begin DATASET RECORDS
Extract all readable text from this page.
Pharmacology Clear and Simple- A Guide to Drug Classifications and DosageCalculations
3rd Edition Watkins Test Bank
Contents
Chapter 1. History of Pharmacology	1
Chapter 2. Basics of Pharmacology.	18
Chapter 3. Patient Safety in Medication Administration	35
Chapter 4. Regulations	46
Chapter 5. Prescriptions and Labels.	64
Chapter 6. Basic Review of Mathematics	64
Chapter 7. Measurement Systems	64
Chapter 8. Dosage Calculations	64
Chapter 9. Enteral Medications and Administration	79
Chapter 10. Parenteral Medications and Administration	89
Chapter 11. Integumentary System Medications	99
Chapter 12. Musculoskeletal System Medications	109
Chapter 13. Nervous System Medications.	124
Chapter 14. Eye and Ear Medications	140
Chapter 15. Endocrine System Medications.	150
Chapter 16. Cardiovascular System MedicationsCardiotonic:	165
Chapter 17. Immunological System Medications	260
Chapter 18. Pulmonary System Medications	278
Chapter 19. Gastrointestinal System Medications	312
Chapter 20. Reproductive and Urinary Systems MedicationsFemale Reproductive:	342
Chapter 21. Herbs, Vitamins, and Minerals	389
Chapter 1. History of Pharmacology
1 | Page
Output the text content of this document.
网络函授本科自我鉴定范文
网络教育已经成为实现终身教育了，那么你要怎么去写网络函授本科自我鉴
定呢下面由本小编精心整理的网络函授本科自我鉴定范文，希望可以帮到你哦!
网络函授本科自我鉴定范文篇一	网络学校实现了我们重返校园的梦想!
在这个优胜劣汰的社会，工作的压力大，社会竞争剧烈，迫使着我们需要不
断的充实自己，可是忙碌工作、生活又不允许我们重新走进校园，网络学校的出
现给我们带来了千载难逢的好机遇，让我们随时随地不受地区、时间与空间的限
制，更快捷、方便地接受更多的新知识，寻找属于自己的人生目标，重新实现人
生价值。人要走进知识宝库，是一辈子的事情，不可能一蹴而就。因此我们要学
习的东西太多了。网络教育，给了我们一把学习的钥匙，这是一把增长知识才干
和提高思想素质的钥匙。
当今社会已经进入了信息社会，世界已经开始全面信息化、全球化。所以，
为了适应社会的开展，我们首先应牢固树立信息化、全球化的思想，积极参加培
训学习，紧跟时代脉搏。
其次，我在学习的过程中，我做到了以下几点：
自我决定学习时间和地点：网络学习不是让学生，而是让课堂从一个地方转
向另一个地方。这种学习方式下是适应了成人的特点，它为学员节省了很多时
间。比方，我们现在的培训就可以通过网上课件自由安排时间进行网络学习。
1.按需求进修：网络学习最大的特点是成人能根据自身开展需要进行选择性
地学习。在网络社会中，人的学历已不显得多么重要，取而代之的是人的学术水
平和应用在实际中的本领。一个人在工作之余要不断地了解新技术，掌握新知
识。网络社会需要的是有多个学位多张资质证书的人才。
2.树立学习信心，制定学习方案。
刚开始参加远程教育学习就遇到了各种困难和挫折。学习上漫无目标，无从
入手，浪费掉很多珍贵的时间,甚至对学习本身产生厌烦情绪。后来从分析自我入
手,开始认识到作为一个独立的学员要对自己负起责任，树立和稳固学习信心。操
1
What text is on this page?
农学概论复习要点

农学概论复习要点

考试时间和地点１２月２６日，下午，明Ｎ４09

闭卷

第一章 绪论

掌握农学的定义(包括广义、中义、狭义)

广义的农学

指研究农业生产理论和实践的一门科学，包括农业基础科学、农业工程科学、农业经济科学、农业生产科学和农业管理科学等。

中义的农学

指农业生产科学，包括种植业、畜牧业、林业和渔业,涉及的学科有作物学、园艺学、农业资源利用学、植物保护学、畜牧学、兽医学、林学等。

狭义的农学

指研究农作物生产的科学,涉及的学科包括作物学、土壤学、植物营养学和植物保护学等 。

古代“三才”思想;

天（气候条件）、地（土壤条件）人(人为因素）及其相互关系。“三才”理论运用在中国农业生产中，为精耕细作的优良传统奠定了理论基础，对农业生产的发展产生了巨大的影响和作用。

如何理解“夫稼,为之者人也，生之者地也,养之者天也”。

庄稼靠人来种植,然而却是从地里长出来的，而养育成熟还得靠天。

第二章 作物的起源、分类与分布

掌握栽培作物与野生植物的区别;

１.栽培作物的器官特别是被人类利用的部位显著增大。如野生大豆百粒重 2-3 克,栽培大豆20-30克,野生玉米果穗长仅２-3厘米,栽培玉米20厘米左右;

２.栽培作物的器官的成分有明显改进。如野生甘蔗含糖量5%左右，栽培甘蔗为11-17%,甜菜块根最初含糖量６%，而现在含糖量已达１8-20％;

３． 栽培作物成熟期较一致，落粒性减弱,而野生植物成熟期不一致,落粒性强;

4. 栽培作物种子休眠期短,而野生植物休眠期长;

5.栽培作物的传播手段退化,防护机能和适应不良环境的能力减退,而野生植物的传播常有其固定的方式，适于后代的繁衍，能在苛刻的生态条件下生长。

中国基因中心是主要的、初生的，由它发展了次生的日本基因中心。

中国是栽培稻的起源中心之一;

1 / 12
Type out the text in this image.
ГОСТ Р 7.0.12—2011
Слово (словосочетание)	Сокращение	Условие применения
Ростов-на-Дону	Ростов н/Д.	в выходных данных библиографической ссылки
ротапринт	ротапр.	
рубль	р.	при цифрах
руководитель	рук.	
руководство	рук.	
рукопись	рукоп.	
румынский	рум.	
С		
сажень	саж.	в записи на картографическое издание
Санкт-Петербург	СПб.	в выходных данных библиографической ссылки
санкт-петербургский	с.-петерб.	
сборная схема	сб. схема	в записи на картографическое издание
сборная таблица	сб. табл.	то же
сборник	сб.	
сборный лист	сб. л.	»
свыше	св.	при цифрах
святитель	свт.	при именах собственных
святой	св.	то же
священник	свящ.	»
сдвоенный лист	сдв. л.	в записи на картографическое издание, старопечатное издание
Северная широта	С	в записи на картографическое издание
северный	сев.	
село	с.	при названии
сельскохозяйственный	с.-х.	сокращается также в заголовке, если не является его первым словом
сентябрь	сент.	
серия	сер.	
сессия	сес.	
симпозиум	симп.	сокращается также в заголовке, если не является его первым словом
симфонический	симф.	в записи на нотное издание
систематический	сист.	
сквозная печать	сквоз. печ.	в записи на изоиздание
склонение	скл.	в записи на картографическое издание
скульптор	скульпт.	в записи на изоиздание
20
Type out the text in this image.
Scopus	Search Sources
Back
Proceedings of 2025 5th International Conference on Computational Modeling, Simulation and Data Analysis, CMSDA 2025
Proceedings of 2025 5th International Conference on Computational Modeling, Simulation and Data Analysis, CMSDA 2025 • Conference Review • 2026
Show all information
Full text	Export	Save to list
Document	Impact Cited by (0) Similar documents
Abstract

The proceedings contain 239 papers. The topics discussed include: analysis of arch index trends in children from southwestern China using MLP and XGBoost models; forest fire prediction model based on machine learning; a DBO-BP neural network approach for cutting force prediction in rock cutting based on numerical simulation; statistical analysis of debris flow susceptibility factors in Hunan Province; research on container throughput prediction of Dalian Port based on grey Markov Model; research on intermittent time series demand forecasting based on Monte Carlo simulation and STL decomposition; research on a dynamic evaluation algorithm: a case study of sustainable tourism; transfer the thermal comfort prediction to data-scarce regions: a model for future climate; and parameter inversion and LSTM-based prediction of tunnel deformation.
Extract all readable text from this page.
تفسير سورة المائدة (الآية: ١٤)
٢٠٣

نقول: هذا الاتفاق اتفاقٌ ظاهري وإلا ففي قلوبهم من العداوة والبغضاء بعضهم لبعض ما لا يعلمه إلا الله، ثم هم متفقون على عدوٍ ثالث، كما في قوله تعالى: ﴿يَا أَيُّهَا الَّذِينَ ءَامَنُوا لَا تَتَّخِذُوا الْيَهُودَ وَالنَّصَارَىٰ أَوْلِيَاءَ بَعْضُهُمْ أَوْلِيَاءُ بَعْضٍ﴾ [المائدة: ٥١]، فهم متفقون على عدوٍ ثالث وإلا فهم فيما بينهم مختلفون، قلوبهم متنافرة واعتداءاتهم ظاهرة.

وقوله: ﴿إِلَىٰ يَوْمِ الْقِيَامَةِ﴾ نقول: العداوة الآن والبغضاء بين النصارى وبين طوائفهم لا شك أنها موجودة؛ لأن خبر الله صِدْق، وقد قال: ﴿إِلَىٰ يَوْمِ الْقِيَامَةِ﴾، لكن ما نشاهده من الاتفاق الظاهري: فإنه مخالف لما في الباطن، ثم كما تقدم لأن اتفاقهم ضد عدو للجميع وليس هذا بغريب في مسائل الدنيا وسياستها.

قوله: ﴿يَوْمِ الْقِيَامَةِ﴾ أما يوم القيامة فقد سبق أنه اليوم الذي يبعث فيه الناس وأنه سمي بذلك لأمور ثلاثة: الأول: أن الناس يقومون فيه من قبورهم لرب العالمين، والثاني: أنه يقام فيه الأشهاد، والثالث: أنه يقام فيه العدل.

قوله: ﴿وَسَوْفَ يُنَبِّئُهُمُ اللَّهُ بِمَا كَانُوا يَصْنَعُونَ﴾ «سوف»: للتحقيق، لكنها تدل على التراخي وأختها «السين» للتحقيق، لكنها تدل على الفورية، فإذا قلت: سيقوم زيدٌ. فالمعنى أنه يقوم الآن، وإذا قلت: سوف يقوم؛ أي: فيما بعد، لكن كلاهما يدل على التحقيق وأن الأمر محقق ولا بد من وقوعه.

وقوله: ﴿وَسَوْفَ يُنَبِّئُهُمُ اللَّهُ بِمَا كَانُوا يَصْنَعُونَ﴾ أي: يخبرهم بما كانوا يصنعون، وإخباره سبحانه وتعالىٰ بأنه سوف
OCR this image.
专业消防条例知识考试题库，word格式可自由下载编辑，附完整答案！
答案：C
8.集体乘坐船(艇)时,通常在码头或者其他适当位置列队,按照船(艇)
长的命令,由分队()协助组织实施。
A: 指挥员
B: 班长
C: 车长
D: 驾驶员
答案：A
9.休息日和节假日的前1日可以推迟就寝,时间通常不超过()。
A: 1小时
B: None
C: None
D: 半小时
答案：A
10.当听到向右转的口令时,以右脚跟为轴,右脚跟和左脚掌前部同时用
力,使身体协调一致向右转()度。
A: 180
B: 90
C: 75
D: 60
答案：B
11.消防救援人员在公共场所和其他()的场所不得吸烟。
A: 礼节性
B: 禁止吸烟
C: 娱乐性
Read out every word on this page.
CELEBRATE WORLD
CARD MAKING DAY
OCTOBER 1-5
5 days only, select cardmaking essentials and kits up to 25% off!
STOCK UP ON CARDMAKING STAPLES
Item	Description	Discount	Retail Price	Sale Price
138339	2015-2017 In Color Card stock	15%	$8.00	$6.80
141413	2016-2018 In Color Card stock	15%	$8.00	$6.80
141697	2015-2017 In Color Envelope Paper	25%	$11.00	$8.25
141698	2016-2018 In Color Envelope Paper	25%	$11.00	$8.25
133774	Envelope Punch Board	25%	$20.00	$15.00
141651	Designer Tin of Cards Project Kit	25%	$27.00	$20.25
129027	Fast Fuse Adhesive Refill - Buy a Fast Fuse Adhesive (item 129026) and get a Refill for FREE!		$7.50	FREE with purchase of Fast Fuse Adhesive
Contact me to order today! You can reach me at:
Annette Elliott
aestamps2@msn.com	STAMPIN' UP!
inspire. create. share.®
end DATASET RECORDS
**PROMPT:** In the entries above, find the line containing "Read out every word on this page.". Set down that line and every line after it through the last one, exactly and alone.

**SOLUTION BELOW:**
Read out every word on this page.
CELEBRATE WORLD
CARD MAKING DAY
OCTOBER 1-5
5 days only, select cardmaking essentials and kits up to 25% off!
STOCK UP ON CARDMAKING STAPLES
Item	Description	Discount	Retail Price	Sale Price
138339	2015-2017 In Color Card stock	15%	$8.00	$6.80
141413	2016-2018 In Color Card stock	15%	$8.00	$6.80
141697	2015-2017 In Color Envelope Paper	25%	$11.00	$8.25
141698	2016-2018 In Color Envelope Paper	25%	$11.00	$8.25
133774	Envelope Punch Board	25%	$20.00	$15.00
141651	Designer Tin of Cards Project Kit	25%	$27.00	$20.25
129027	Fast Fuse Adhesive Refill - Buy a Fast Fuse Adhesive (item 129026) and get a Refill for FREE!		$7.50	FREE with purchase of Fast Fuse Adhesive
Contact me to order today! You can reach me at:
Annette Elliott
aestamps2@msn.com	STAMPIN' UP!
inspire. create. share.®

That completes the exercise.